◆ **AIM OF THE EXERCISE**: Only the lines from the one containing "Give me a plain-text" through the end of the data below should be copied, each exactly as written and with both ends kept.

◆ **SUPPLIED ENTRIES**:
* * *

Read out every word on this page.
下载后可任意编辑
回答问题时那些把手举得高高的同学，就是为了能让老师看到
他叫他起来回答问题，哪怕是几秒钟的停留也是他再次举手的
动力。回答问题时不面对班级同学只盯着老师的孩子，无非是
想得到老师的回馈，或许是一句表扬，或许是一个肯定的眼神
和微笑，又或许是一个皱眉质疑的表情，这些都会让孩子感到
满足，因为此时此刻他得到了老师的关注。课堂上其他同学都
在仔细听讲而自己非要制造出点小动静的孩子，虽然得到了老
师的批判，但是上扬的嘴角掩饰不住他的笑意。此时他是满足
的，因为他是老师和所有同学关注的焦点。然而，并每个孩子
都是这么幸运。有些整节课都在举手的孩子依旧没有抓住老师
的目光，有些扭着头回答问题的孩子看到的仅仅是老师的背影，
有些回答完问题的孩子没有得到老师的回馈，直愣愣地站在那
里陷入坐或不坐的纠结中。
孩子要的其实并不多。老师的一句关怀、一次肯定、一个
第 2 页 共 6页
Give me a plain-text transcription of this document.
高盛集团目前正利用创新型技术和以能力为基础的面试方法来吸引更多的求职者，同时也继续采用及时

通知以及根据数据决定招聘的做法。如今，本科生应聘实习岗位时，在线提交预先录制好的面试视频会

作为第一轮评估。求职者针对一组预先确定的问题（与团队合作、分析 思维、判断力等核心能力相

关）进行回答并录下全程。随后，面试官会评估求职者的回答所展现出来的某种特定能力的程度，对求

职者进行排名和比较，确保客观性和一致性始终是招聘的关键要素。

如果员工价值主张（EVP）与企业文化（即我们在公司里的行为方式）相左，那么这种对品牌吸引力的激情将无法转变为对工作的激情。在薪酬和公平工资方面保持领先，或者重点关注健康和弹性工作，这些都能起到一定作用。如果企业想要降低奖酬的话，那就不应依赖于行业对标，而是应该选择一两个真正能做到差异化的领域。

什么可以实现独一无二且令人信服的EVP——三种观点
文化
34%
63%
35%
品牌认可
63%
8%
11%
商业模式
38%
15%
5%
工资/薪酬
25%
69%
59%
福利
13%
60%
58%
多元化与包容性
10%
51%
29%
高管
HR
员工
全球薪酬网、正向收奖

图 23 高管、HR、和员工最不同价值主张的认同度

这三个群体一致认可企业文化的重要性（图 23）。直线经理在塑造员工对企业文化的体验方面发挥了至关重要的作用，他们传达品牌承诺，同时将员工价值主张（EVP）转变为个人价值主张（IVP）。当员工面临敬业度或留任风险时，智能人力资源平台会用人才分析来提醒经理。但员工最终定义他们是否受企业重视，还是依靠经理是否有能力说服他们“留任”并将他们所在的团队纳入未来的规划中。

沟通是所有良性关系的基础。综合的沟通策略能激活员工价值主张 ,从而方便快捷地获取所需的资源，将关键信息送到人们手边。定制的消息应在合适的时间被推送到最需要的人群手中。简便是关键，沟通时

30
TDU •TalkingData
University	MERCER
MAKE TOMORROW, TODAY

* * *

◆ **WRITTEN ANSWER**:
Give me a plain-text transcription of this document.
高盛集团目前正利用创新型技术和以能力为基础的面试方法来吸引更多的求职者，同时也继续采用及时

通知以及根据数据决定招聘的做法。如今，本科生应聘实习岗位时，在线提交预先录制好的面试视频会

作为第一轮评估。求职者针对一组预先确定的问题（与团队合作、分析 思维、判断力等核心能力相

关）进行回答并录下全程。随后，面试官会评估求职者的回答所展现出来的某种特定能力的程度，对求

职者进行排名和比较，确保客观性和一致性始终是招聘的关键要素。

如果员工价值主张（EVP）与企业文化（即我们在公司里的行为方式）相左，那么这种对品牌吸引力的激情将无法转变为对工作的激情。在薪酬和公平工资方面保持领先，或者重点关注健康和弹性工作，这些都能起到一定作用。如果企业想要降低奖酬的话，那就不应依赖于行业对标，而是应该选择一两个真正能做到差异化的领域。

什么可以实现独一无二且令人信服的EVP——三种观点
文化
34%
63%
35%
品牌认可
63%
8%
11%
商业模式
38%
15%
5%
工资/薪酬
25%
69%
59%
福利
13%
60%
58%
多元化与包容性
10%
51%
29%
高管
HR
员工
全球薪酬网、正向收奖

图 23 高管、HR、和员工最不同价值主张的认同度

这三个群体一致认可企业文化的重要性（图 23）。直线经理在塑造员工对企业文化的体验方面发挥了至关重要的作用，他们传达品牌承诺，同时将员工价值主张（EVP）转变为个人价值主张（IVP）。当员工面临敬业度或留任风险时，智能人力资源平台会用人才分析来提醒经理。但员工最终定义他们是否受企业重视，还是依靠经理是否有能力说服他们“留任”并将他们所在的团队纳入未来的规划中。

沟通是所有良性关系的基础。综合的沟通策略能激活员工价值主张 ,从而方便快捷地获取所需的资源，将关键信息送到人们手边。定制的消息应在合适的时间被推送到最需要的人群手中。简便是关键，沟通时

30
TDU •TalkingData
University	MERCER
MAKE TOMORROW, TODAY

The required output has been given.